Structured figure records:
╔══
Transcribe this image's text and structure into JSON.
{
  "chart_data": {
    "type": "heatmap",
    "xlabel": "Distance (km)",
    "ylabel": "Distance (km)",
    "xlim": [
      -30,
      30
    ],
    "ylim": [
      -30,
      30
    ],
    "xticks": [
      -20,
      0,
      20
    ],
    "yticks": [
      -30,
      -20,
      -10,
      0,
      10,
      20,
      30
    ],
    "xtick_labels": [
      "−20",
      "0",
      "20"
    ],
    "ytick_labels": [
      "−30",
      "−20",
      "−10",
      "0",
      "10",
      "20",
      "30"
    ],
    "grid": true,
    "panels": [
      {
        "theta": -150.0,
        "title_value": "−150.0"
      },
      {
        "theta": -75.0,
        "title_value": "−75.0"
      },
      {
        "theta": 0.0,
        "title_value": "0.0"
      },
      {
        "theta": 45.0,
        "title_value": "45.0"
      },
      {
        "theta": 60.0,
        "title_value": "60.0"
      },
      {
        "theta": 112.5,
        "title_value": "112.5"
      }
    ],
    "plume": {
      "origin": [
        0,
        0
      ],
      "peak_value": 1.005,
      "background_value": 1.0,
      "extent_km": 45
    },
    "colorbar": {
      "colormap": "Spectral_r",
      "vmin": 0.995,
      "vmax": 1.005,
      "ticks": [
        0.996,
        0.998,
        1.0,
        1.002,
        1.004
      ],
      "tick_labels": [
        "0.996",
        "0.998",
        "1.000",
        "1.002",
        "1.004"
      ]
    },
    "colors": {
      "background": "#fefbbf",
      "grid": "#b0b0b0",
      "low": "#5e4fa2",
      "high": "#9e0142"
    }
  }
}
╚══
Aim of the task: Work out how many lines of the data above hold the word "Distance", and write only the count.

Response to the task: 2